## What is being asked
Pull out every line in the data that has the string "week" in it.

--- START Working data ---

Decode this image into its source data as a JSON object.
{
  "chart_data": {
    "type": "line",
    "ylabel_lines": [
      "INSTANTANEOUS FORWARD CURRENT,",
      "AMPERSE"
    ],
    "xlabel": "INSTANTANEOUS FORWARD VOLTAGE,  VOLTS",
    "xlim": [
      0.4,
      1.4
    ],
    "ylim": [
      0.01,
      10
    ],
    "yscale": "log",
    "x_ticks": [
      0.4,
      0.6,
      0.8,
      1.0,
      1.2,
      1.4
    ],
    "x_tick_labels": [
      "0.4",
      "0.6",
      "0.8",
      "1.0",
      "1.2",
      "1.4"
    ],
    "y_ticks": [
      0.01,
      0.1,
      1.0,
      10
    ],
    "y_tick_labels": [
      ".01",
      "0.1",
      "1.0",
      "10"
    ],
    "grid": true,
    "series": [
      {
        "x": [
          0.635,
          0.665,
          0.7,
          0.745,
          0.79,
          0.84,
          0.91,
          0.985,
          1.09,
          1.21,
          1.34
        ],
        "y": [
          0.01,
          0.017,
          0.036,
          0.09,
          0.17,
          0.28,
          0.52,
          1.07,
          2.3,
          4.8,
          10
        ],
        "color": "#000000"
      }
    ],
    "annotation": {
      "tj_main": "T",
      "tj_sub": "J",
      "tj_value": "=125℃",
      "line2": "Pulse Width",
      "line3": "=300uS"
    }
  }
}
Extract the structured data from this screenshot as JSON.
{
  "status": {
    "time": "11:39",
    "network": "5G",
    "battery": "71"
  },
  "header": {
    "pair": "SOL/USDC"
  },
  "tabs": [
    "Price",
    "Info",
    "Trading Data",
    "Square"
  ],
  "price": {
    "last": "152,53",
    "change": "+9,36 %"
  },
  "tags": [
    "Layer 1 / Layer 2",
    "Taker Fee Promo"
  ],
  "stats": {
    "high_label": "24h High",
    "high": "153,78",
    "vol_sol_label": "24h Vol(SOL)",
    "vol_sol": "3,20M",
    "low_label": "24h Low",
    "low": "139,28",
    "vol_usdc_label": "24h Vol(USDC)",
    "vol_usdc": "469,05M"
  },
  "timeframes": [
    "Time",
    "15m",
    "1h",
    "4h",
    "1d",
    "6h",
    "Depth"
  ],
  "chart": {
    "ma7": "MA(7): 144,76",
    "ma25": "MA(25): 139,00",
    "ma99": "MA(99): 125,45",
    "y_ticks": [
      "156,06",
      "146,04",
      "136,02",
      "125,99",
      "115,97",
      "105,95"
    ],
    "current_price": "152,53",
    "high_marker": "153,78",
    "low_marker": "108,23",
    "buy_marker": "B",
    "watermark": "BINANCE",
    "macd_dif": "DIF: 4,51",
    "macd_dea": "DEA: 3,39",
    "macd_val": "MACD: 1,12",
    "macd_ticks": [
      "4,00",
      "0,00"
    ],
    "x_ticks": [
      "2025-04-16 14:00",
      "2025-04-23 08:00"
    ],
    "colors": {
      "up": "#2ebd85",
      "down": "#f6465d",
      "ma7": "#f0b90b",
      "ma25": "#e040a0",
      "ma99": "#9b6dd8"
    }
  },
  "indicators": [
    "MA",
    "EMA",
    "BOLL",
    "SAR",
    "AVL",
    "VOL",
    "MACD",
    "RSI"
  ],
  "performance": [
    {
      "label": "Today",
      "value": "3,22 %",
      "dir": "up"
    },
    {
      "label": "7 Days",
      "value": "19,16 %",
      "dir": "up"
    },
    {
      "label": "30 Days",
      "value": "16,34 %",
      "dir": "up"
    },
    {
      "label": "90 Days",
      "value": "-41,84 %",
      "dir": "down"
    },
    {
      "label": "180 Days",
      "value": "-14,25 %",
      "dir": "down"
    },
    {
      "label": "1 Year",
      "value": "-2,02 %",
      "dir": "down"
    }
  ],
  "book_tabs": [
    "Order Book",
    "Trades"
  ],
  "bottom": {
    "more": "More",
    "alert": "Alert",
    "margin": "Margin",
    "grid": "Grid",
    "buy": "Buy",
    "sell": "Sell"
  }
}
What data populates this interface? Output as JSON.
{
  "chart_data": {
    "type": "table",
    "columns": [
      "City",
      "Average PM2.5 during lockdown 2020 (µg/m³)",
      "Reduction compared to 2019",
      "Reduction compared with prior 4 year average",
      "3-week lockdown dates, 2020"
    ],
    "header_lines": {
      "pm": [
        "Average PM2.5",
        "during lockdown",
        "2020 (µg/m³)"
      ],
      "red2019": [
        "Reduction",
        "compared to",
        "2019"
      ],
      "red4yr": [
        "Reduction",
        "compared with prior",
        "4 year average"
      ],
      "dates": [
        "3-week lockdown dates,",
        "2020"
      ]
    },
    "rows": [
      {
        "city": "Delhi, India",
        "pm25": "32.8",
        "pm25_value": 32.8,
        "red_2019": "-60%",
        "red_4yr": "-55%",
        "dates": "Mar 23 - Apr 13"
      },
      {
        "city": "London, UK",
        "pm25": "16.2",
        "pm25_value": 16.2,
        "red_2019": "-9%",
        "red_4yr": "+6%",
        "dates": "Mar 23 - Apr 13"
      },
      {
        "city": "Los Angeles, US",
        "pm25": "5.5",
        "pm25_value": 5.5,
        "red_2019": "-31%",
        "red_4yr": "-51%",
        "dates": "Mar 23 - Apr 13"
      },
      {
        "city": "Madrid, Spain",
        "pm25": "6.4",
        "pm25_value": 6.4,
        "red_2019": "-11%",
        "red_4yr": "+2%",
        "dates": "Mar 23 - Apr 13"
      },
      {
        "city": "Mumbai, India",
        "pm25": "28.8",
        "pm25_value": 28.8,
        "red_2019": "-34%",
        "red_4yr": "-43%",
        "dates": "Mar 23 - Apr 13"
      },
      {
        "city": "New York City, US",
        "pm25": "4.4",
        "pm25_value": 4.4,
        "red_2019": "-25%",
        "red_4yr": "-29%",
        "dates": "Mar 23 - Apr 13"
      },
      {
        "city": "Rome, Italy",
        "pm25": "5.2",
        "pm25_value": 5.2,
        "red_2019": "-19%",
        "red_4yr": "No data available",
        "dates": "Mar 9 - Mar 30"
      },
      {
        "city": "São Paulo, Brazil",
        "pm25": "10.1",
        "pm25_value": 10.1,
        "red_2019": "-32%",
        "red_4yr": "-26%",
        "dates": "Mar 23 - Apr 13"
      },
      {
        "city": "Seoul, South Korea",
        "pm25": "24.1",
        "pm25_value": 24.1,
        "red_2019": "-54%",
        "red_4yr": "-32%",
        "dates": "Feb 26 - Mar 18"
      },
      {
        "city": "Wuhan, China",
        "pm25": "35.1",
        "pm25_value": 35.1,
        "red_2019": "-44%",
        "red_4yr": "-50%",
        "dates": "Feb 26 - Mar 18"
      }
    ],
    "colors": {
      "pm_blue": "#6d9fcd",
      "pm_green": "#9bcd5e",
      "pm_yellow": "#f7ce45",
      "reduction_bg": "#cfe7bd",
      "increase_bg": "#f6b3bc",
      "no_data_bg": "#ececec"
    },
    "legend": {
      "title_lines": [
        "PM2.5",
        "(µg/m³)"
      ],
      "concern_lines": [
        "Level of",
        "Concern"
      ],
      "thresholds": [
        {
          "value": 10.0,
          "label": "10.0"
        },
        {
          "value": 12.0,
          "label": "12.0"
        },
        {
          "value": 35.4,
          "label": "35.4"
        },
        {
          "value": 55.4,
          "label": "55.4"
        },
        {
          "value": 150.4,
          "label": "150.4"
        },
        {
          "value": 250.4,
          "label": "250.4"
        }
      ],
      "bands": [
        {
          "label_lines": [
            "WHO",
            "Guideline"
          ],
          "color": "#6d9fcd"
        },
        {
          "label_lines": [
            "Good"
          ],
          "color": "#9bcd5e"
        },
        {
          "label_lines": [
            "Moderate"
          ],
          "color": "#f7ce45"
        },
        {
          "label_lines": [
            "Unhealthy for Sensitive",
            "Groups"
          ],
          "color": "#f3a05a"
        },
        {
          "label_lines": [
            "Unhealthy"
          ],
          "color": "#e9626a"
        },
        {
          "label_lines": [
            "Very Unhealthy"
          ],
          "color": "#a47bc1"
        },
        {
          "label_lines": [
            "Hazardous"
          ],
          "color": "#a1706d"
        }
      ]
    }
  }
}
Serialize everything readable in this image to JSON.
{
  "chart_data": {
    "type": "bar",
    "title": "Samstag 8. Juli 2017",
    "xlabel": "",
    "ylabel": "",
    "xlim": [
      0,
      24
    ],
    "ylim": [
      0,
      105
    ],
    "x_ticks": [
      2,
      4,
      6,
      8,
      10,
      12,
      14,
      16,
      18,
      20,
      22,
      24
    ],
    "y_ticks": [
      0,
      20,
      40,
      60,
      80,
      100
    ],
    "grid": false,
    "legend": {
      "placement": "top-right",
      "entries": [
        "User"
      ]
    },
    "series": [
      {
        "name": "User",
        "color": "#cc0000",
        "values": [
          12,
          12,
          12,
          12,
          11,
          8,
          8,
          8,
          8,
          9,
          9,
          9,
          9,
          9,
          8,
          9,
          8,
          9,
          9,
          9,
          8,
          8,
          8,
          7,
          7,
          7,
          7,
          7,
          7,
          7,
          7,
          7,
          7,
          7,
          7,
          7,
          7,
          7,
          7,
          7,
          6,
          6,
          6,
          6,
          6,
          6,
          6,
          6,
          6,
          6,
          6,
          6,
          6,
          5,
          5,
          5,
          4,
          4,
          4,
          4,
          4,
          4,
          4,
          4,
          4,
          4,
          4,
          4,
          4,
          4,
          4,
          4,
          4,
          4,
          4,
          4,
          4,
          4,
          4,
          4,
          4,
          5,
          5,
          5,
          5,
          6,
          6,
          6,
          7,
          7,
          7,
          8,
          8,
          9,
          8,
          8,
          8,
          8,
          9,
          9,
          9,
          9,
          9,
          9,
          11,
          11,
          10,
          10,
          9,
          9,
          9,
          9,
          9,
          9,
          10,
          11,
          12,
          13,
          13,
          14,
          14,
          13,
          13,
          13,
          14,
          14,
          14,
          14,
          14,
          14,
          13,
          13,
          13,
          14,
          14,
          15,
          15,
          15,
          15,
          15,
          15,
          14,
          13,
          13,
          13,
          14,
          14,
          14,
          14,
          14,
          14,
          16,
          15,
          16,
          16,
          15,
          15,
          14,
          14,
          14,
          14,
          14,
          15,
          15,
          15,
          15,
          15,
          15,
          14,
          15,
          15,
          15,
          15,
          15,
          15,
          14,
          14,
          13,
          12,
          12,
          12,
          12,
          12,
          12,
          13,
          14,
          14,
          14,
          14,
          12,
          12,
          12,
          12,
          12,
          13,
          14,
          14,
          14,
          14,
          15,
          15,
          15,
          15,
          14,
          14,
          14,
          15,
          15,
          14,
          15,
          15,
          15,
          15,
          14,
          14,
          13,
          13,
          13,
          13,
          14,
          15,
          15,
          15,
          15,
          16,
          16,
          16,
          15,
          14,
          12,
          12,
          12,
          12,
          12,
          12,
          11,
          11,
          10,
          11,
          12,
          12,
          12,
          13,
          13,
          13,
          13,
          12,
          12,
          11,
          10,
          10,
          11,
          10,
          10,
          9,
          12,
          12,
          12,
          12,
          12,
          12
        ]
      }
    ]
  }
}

--- END Working data ---

## Solution
      "3-week lockdown dates, 2020"
        "3-week lockdown dates,",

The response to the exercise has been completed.